### To do
Please copy the items below with every "region-outline" swapped for "area-outline" and nothing else changed. Leave the pictures out.
>> begin Data listing
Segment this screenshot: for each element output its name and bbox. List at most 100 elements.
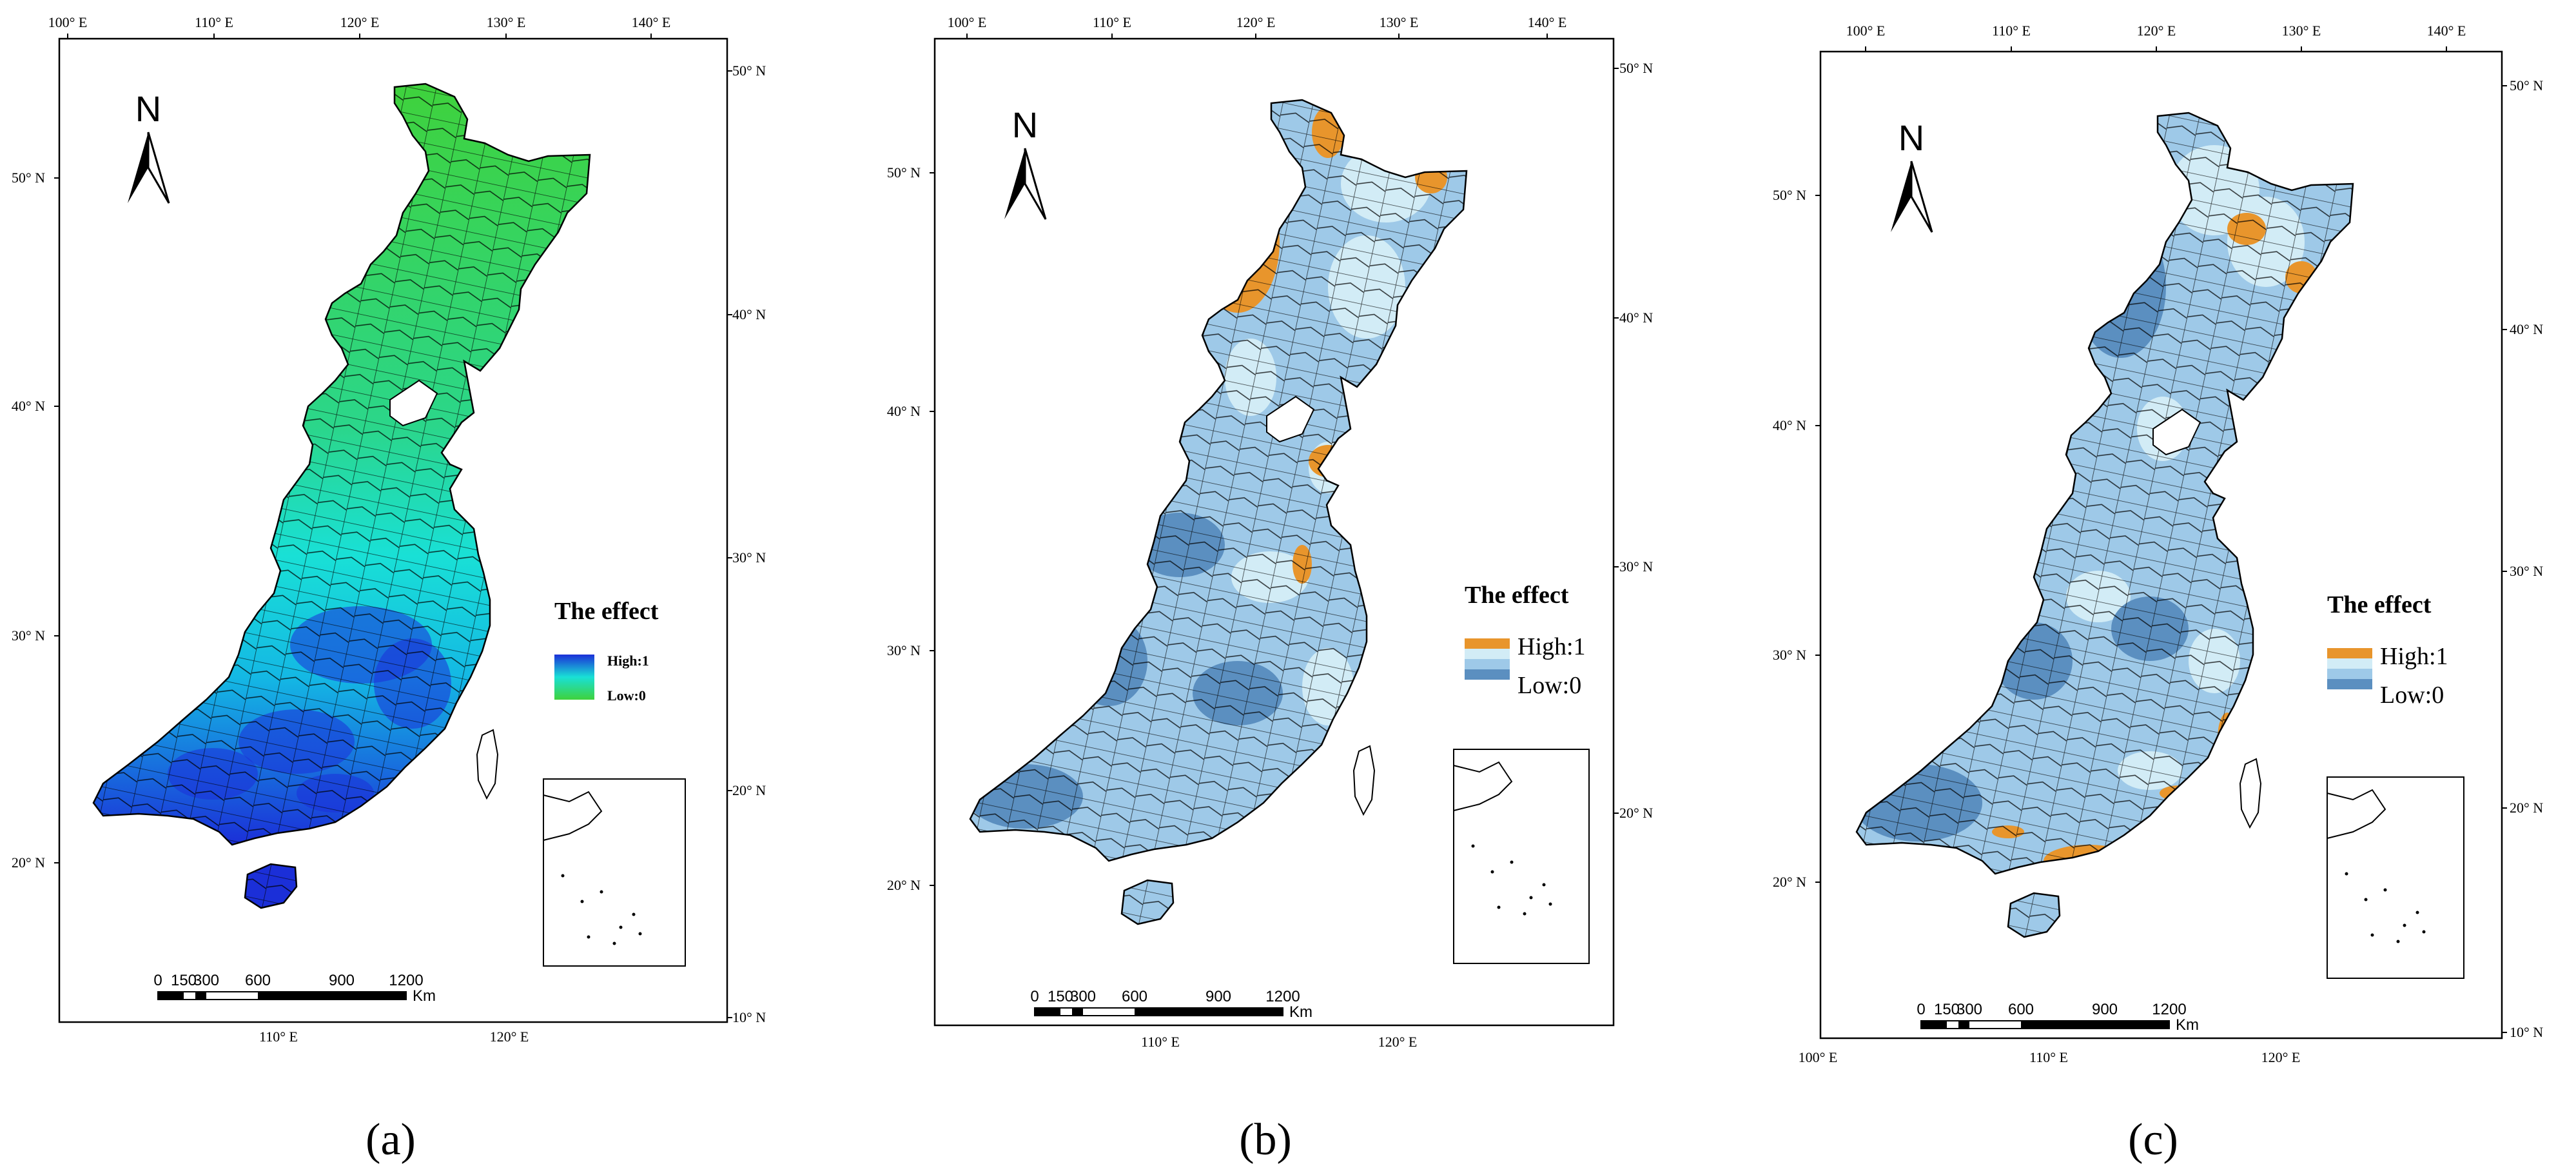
left-tick-label: 40° N — [1773, 417, 1806, 433]
right-tick-label: 40° N — [2510, 321, 2543, 337]
right-tick-label: 30° N — [732, 549, 766, 566]
study-region-map — [92, 83, 591, 909]
north-label: N — [135, 88, 161, 129]
left-tick-label: 20° N — [12, 854, 45, 871]
right-tick-label: 30° N — [2510, 563, 2543, 579]
bottom-tick-label: 120° E — [490, 1029, 529, 1045]
top-tick-label: 100° E — [948, 14, 987, 30]
bohai-bay — [1266, 395, 1315, 443]
left-tick-label: 40° N — [12, 398, 45, 414]
region-outline — [92, 83, 591, 846]
scale-unit: Km — [1289, 1003, 1312, 1021]
county-boundaries — [970, 100, 1467, 861]
legend: The effect High:1 Low:0 — [554, 598, 659, 704]
legend-low-label: Low:0 — [2380, 682, 2444, 709]
right-tick-label: 30° N — [1619, 558, 1653, 575]
top-tick-label: 130° E — [2282, 23, 2321, 39]
legend-high-label: High:1 — [607, 653, 649, 669]
scale-number: 0 — [1030, 988, 1039, 1005]
legend-low-label: Low:0 — [1517, 672, 1581, 699]
left-tick-label: 20° N — [887, 877, 921, 893]
legend-high-label: High:1 — [2380, 643, 2448, 670]
right-tick-label: 20° N — [732, 782, 766, 798]
scale-number: 300 — [1956, 1001, 1982, 1018]
top-tick-label: 140° E — [2427, 23, 2466, 39]
north-label: N — [1012, 104, 1038, 145]
legend-swatch — [2327, 648, 2372, 658]
bottom-tick-label: 110° E — [259, 1029, 298, 1045]
region-outline — [969, 99, 1468, 862]
left-tick-label: 50° N — [12, 170, 45, 186]
scale-number: 900 — [2092, 1001, 2118, 1018]
taiwan-outline — [2239, 758, 2262, 829]
top-tick-label: 110° E — [195, 14, 233, 30]
left-tick-label: 30° N — [1773, 647, 1806, 663]
legend-title: The effect — [2327, 591, 2432, 618]
bottom-tick-label: 110° E — [1141, 1034, 1180, 1050]
scale-number: 0 — [1917, 1001, 1925, 1018]
right-tick-label: 20° N — [2510, 800, 2543, 816]
scale-number: 150 — [1934, 1001, 1960, 1018]
top-tick-label: 120° E — [2137, 23, 2176, 39]
legend-title: The effect — [554, 598, 659, 625]
graticule-labels: 100° E 110° E 120° E 130° E 140° E 110° E 120°… — [12, 14, 766, 1045]
legend-swatch — [1465, 649, 1510, 659]
scale-number: 600 — [1122, 988, 1147, 1005]
legend: The effect High:1 Low:0 — [2327, 591, 2448, 709]
right-tick-label: 50° N — [2510, 77, 2543, 94]
bottom-tick-label: 120° E — [2261, 1049, 2301, 1065]
taiwan-outline — [476, 729, 499, 800]
legend-swatch — [2327, 669, 2372, 679]
legend-gradient — [554, 655, 594, 700]
south-china-sea-inset — [543, 778, 686, 967]
north-label: N — [1898, 117, 1924, 158]
left-tick-label: 40° N — [887, 403, 921, 419]
top-tick-label: 110° E — [1093, 14, 1131, 30]
bohai-bay — [389, 379, 438, 427]
legend-swatch — [2327, 658, 2372, 669]
legend-title: The effect — [1465, 582, 1569, 609]
right-tick-label: 10° N — [2510, 1024, 2543, 1040]
legend-low-label: Low:0 — [607, 687, 646, 704]
scale-number: 300 — [193, 972, 219, 989]
left-tick-label: 30° N — [12, 627, 45, 644]
legend-swatch — [2327, 679, 2372, 689]
panel-caption-a: (a) — [366, 1115, 416, 1165]
scale-number: 600 — [2008, 1001, 2034, 1018]
north-arrow: N — [128, 88, 170, 204]
top-tick-label: 140° E — [632, 14, 671, 30]
south-china-sea-inset — [1453, 749, 1590, 964]
scale-number: 900 — [1205, 988, 1231, 1005]
graticule-labels: 100° E 110° E 120° E 130° E 140° E 110° E 120°… — [887, 14, 1653, 1050]
right-tick-label: 40° N — [732, 306, 766, 322]
scale-number: 1200 — [2152, 1001, 2186, 1018]
top-tick-label: 140° E — [1528, 14, 1567, 30]
right-tick-label: 50° N — [1619, 60, 1653, 76]
study-region-map — [969, 99, 1468, 925]
right-tick-label: 20° N — [1619, 805, 1653, 821]
bottom-tick-label: 120° E — [1378, 1034, 1418, 1050]
right-tick-label: 10° N — [732, 1009, 766, 1025]
graticule-labels: 100° E 110° E 120° E 130° E 140° E 100° E 110°… — [1773, 23, 2543, 1065]
right-tick-label: 40° N — [1619, 310, 1653, 326]
county-boundaries — [93, 84, 590, 845]
top-tick-label: 130° E — [1380, 14, 1419, 30]
legend-high-label: High:1 — [1517, 633, 1586, 660]
scale-number: 300 — [1070, 988, 1096, 1005]
left-tick-label: 50° N — [1773, 187, 1806, 203]
region-outline — [1855, 112, 2354, 875]
top-tick-label: 100° E — [48, 14, 88, 30]
left-tick-label: 30° N — [887, 642, 921, 658]
left-tick-label: 50° N — [887, 164, 921, 181]
panel-caption-b: (b) — [1239, 1115, 1292, 1165]
left-tick-label: 20° N — [1773, 874, 1806, 890]
county-boundaries — [1857, 113, 2353, 874]
top-tick-label: 120° E — [340, 14, 380, 30]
>> end Data listing
### Result of this task
Segment this screenshot: for each element output its name and bbox. List at most 100 elements.
left-tick-label: 40° N — [1773, 417, 1806, 433]
right-tick-label: 40° N — [2510, 321, 2543, 337]
right-tick-label: 30° N — [732, 549, 766, 566]
study-region-map — [92, 83, 591, 909]
north-label: N — [135, 88, 161, 129]
left-tick-label: 20° N — [12, 854, 45, 871]
right-tick-label: 30° N — [2510, 563, 2543, 579]
bottom-tick-label: 120° E — [490, 1029, 529, 1045]
top-tick-label: 100° E — [948, 14, 987, 30]
bohai-bay — [1266, 395, 1315, 443]
left-tick-label: 40° N — [12, 398, 45, 414]
area-outline — [92, 83, 591, 846]
scale-unit: Km — [1289, 1003, 1312, 1021]
county-boundaries — [970, 100, 1467, 861]
legend: The effect High:1 Low:0 — [554, 598, 659, 704]
legend-low-label: Low:0 — [2380, 682, 2444, 709]
right-tick-label: 30° N — [1619, 558, 1653, 575]
top-tick-label: 130° E — [2282, 23, 2321, 39]
legend-high-label: High:1 — [607, 653, 649, 669]
scale-number: 0 — [1030, 988, 1039, 1005]
legend-low-label: Low:0 — [1517, 672, 1581, 699]
left-tick-label: 20° N — [887, 877, 921, 893]
legend-high-label: High:1 — [2380, 643, 2448, 670]
right-tick-label: 20° N — [732, 782, 766, 798]
scale-number: 300 — [1956, 1001, 1982, 1018]
top-tick-label: 140° E — [2427, 23, 2466, 39]
north-label: N — [1012, 104, 1038, 145]
legend-swatch — [2327, 648, 2372, 658]
bottom-tick-label: 110° E — [259, 1029, 298, 1045]
area-outline — [969, 99, 1468, 862]
left-tick-label: 50° N — [12, 170, 45, 186]
scale-number: 900 — [2092, 1001, 2118, 1018]
taiwan-outline — [2239, 758, 2262, 829]
top-tick-label: 110° E — [195, 14, 233, 30]
left-tick-label: 30° N — [1773, 647, 1806, 663]
legend-title: The effect — [2327, 591, 2432, 618]
bottom-tick-label: 110° E — [1141, 1034, 1180, 1050]
scale-number: 0 — [1917, 1001, 1925, 1018]
right-tick-label: 20° N — [2510, 800, 2543, 816]
scale-number: 150 — [1934, 1001, 1960, 1018]
top-tick-label: 120° E — [2137, 23, 2176, 39]
legend-title: The effect — [554, 598, 659, 625]
graticule-labels: 100° E 110° E 120° E 130° E 140° E 110° E 120°… — [12, 14, 766, 1045]
legend-swatch — [1465, 649, 1510, 659]
scale-number: 600 — [1122, 988, 1147, 1005]
legend: The effect High:1 Low:0 — [2327, 591, 2448, 709]
right-tick-label: 50° N — [2510, 77, 2543, 94]
bottom-tick-label: 120° E — [2261, 1049, 2301, 1065]
taiwan-outline — [476, 729, 499, 800]
legend-swatch — [2327, 669, 2372, 679]
legend-gradient — [554, 655, 594, 700]
south-china-sea-inset — [543, 778, 686, 967]
north-label: N — [1898, 117, 1924, 158]
left-tick-label: 40° N — [887, 403, 921, 419]
top-tick-label: 110° E — [1093, 14, 1131, 30]
bohai-bay — [389, 379, 438, 427]
legend-swatch — [2327, 658, 2372, 669]
legend-title: The effect — [1465, 582, 1569, 609]
right-tick-label: 10° N — [2510, 1024, 2543, 1040]
legend-low-label: Low:0 — [607, 687, 646, 704]
scale-number: 300 — [193, 972, 219, 989]
left-tick-label: 30° N — [12, 627, 45, 644]
legend-swatch — [2327, 679, 2372, 689]
panel-caption-a: (a) — [366, 1115, 416, 1165]
scale-number: 600 — [2008, 1001, 2034, 1018]
north-arrow: N — [128, 88, 170, 204]
top-tick-label: 140° E — [632, 14, 671, 30]
south-china-sea-inset — [1453, 749, 1590, 964]
scale-number: 900 — [1205, 988, 1231, 1005]
graticule-labels: 100° E 110° E 120° E 130° E 140° E 110° E 120°… — [887, 14, 1653, 1050]
right-tick-label: 40° N — [732, 306, 766, 322]
scale-number: 1200 — [2152, 1001, 2186, 1018]
top-tick-label: 140° E — [1528, 14, 1567, 30]
right-tick-label: 50° N — [1619, 60, 1653, 76]
study-region-map — [969, 99, 1468, 925]
right-tick-label: 20° N — [1619, 805, 1653, 821]
bottom-tick-label: 120° E — [1378, 1034, 1418, 1050]
right-tick-label: 10° N — [732, 1009, 766, 1025]
graticule-labels: 100° E 110° E 120° E 130° E 140° E 100° E 110°… — [1773, 23, 2543, 1065]
right-tick-label: 40° N — [1619, 310, 1653, 326]
county-boundaries — [93, 84, 590, 845]
top-tick-label: 130° E — [1380, 14, 1419, 30]
legend-high-label: High:1 — [1517, 633, 1586, 660]
scale-number: 300 — [1070, 988, 1096, 1005]
left-tick-label: 50° N — [1773, 187, 1806, 203]
area-outline — [1855, 112, 2354, 875]
top-tick-label: 100° E — [48, 14, 88, 30]
left-tick-label: 30° N — [887, 642, 921, 658]
left-tick-label: 50° N — [887, 164, 921, 181]
panel-caption-b: (b) — [1239, 1115, 1292, 1165]
left-tick-label: 20° N — [1773, 874, 1806, 890]
county-boundaries — [1857, 113, 2353, 874]
top-tick-label: 120° E — [340, 14, 380, 30]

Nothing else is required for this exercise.